* [Recorded information]:
============================================================

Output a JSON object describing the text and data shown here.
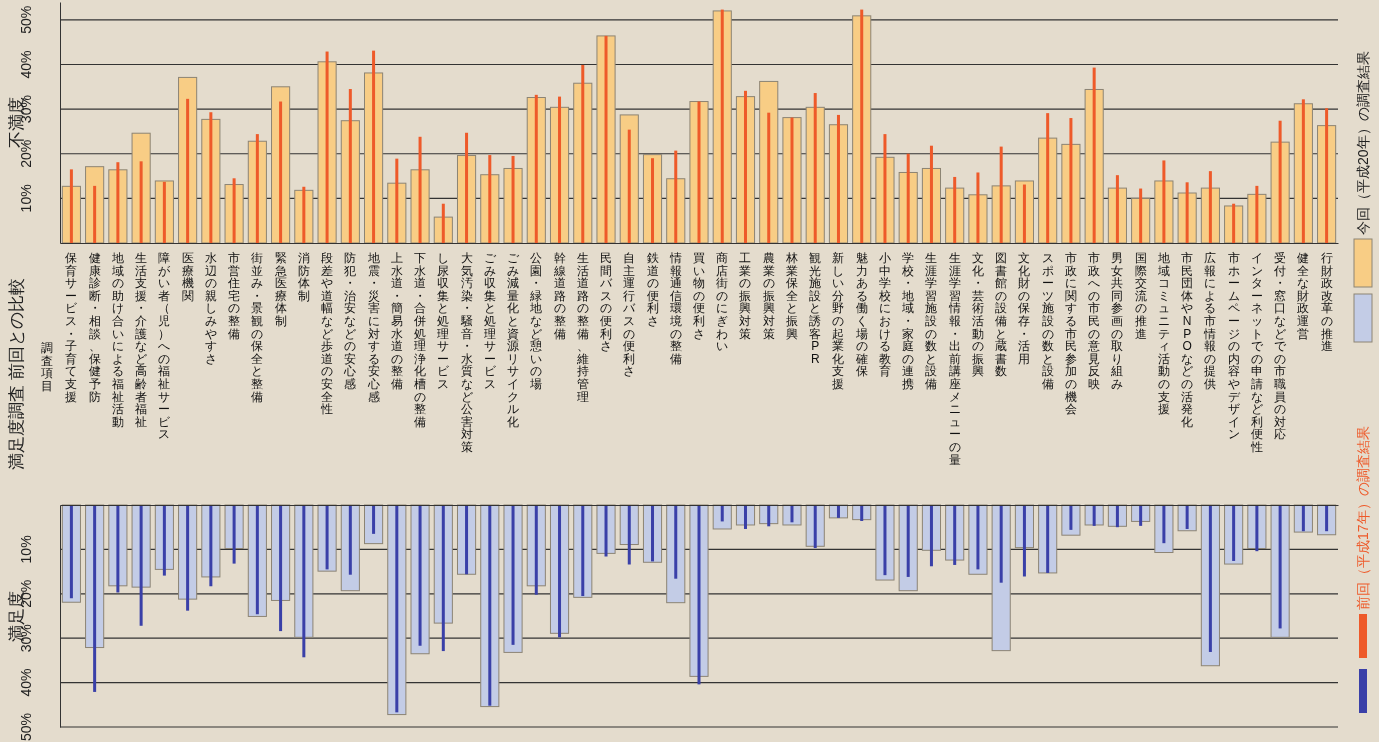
{
  "chart_data": [
    {
      "type": "bar",
      "title": "満足度調査 前回との比較",
      "ylabel": "不満度",
      "annotations": [
        "調査項目"
      ],
      "categories": [
        "保育サービス・子育て支援",
        "健康診断・相談、保健予防",
        "地域の助け合いによる福祉活動",
        "生活支援・介護など高齢者福祉",
        "障がい者（児）への福祉サービス",
        "医療機関",
        "水辺の親しみやすさ",
        "市営住宅の整備",
        "街並み・景観の保全と整備",
        "緊急医療体制",
        "消防体制",
        "段差や道幅など歩道の安全性",
        "防犯・治安などの安心感",
        "地震・災害に対する安心感",
        "上水道・簡易水道の整備",
        "下水道・合併処理浄化槽の整備",
        "し尿収集と処理サービス",
        "大気汚染・騒音・水質など公害対策",
        "ごみ収集と処理サービス",
        "ごみ減量化と資源リサイクル化",
        "公園・緑地など憩いの場",
        "幹線道路の整備",
        "生活道路の整備、維持管理",
        "民間バスの便利さ",
        "自主運行バスの便利さ",
        "鉄道の便利さ",
        "情報通信環境の整備",
        "買い物の便利さ",
        "商店街のにぎわい",
        "工業の振興対策",
        "農業の振興対策",
        "林業保全と振興",
        "観光施設と誘客PR",
        "新しい分野の起業化支援",
        "魅力ある働く場の確保",
        "小中学校における教育",
        "学校・地域・家庭の連携",
        "生涯学習施設の数と設備",
        "生涯学習情報・出前講座メニューの量",
        "文化・芸術活動の振興",
        "図書館の設備と蔵書数",
        "文化財の保存・活用",
        "スポーツ施設の数と設備",
        "市政に関する市民参加の機会",
        "市政への市民の意見反映",
        "男女共同参画の取り組み",
        "国際交流の推進",
        "地域コミュニティ活動の支援",
        "市民団体やNPOなどの活発化",
        "広報による市情報の提供",
        "市ホームページの内容やデザイン",
        "インターネットでの申請など利便性",
        "受付・窓口などでの市職員の対応",
        "健全な財政運営",
        "行財政改革の推進"
      ],
      "ylim": [
        0,
        54
      ],
      "yticks": [
        {
          "value": 10,
          "label": "10%"
        },
        {
          "value": 20,
          "label": "20%"
        },
        {
          "value": 30,
          "label": "30%"
        },
        {
          "value": 40,
          "label": "40%"
        },
        {
          "value": 50,
          "label": "50%"
        }
      ],
      "grid": "y",
      "legend": "right",
      "series": [
        {
          "name": "今回（平成20年）の調査結果",
          "color": "#f8cd85",
          "values": [
            12.7,
            17.1,
            16.4,
            24.6,
            13.9,
            37.1,
            27.7,
            13.1,
            22.8,
            35.0,
            11.8,
            40.6,
            27.4,
            38.1,
            13.4,
            16.4,
            5.8,
            19.6,
            15.3,
            16.7,
            32.6,
            30.4,
            35.8,
            46.4,
            28.7,
            19.8,
            14.4,
            31.7,
            52.0,
            32.8,
            36.2,
            28.1,
            30.4,
            26.5,
            50.9,
            19.2,
            15.8,
            16.7,
            12.3,
            10.8,
            12.8,
            13.9,
            23.5,
            22.1,
            34.4,
            12.3,
            10.0,
            13.9,
            11.2,
            12.3,
            8.3,
            10.9,
            22.6,
            31.2,
            26.3
          ]
        },
        {
          "name": "前回（平成17年）の調査結果",
          "color": "#ee5a2a",
          "values": [
            16.5,
            12.8,
            18.1,
            18.3,
            13.7,
            32.3,
            29.3,
            14.5,
            24.4,
            31.7,
            12.6,
            42.9,
            34.5,
            43.1,
            18.9,
            23.8,
            8.8,
            24.7,
            19.7,
            19.5,
            33.2,
            32.8,
            39.9,
            46.4,
            25.4,
            19.0,
            20.7,
            31.7,
            52.3,
            34.1,
            29.2,
            28.1,
            33.6,
            28.7,
            52.3,
            24.4,
            20.0,
            21.8,
            14.8,
            15.8,
            21.6,
            13.1,
            29.1,
            28.0,
            39.3,
            15.2,
            12.2,
            18.5,
            13.6,
            16.1,
            8.8,
            12.8,
            27.4,
            32.2,
            30.2
          ]
        }
      ]
    },
    {
      "type": "bar",
      "ylabel": "満足度",
      "tick_labels": "y",
      "categories": [
        "保育サービス・子育て支援",
        "健康診断・相談、保健予防",
        "地域の助け合いによる福祉活動",
        "生活支援・介護など高齢者福祉",
        "障がい者（児）への福祉サービス",
        "医療機関",
        "水辺の親しみやすさ",
        "市営住宅の整備",
        "街並み・景観の保全と整備",
        "緊急医療体制",
        "消防体制",
        "段差や道幅など歩道の安全性",
        "防犯・治安などの安心感",
        "地震・災害に対する安心感",
        "上水道・簡易水道の整備",
        "下水道・合併処理浄化槽の整備",
        "し尿収集と処理サービス",
        "大気汚染・騒音・水質など公害対策",
        "ごみ収集と処理サービス",
        "ごみ減量化と資源リサイクル化",
        "公園・緑地など憩いの場",
        "幹線道路の整備",
        "生活道路の整備、維持管理",
        "民間バスの便利さ",
        "自主運行バスの便利さ",
        "鉄道の便利さ",
        "情報通信環境の整備",
        "買い物の便利さ",
        "商店街のにぎわい",
        "工業の振興対策",
        "農業の振興対策",
        "林業保全と振興",
        "観光施設と誘客PR",
        "新しい分野の起業化支援",
        "魅力ある働く場の確保",
        "小中学校における教育",
        "学校・地域・家庭の連携",
        "生涯学習施設の数と設備",
        "生涯学習情報・出前講座メニューの量",
        "文化・芸術活動の振興",
        "図書館の設備と蔵書数",
        "文化財の保存・活用",
        "スポーツ施設の数と設備",
        "市政に関する市民参加の機会",
        "市政への市民の意見反映",
        "男女共同参画の取り組み",
        "国際交流の推進",
        "地域コミュニティ活動の支援",
        "市民団体やNPOなどの活発化",
        "広報による市情報の提供",
        "市ホームページの内容やデザイン",
        "インターネットでの申請など利便性",
        "受付・窓口などでの市職員の対応",
        "健全な財政運営",
        "行財政改革の推進"
      ],
      "ylim": [
        50,
        0
      ],
      "yticks": [
        {
          "value": 10,
          "label": "10%"
        },
        {
          "value": 20,
          "label": "20%"
        },
        {
          "value": 30,
          "label": "30%"
        },
        {
          "value": 40,
          "label": "40%"
        },
        {
          "value": 50,
          "label": "50%"
        }
      ],
      "grid": "y",
      "series": [
        {
          "color": "#c3cce6",
          "values": [
            21.9,
            32.1,
            18.2,
            18.5,
            14.5,
            21.2,
            16.2,
            9.8,
            25.1,
            21.5,
            29.8,
            14.9,
            19.3,
            8.7,
            47.2,
            33.5,
            26.6,
            15.6,
            45.4,
            33.2,
            18.2,
            28.9,
            20.8,
            10.9,
            8.9,
            12.9,
            22.0,
            38.6,
            5.4,
            4.5,
            4.2,
            4.5,
            9.3,
            2.9,
            3.3,
            16.9,
            19.3,
            10.2,
            12.4,
            15.6,
            32.8,
            9.6,
            15.3,
            6.8,
            4.5,
            4.8,
            3.7,
            10.7,
            5.8,
            36.2,
            13.3,
            9.8,
            29.8,
            6.1,
            6.7
          ]
        },
        {
          "color": "#3a40a8",
          "values": [
            21.0,
            42.1,
            19.7,
            27.2,
            15.9,
            23.8,
            18.3,
            13.2,
            24.6,
            28.4,
            34.3,
            14.5,
            15.7,
            6.5,
            46.7,
            31.7,
            32.9,
            15.6,
            45.2,
            31.5,
            20.2,
            29.8,
            20.5,
            11.6,
            13.4,
            12.7,
            16.6,
            40.4,
            3.7,
            5.4,
            4.8,
            3.9,
            9.7,
            2.9,
            3.6,
            15.8,
            16.2,
            13.8,
            13.5,
            14.5,
            17.5,
            16.1,
            15.3,
            5.6,
            4.7,
            5.0,
            4.7,
            8.6,
            5.4,
            33.1,
            12.6,
            10.4,
            27.8,
            5.9,
            5.9
          ]
        }
      ]
    }
  ]
}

============================================================

* [Aim of the exercise]: Lines holding the word "の調査結果" in the entries above are the ones to pull out. Copy them all.

* [Answer in full]:
          "name": "今回（平成20年）の調査結果",
          "name": "前回（平成17年）の調査結果",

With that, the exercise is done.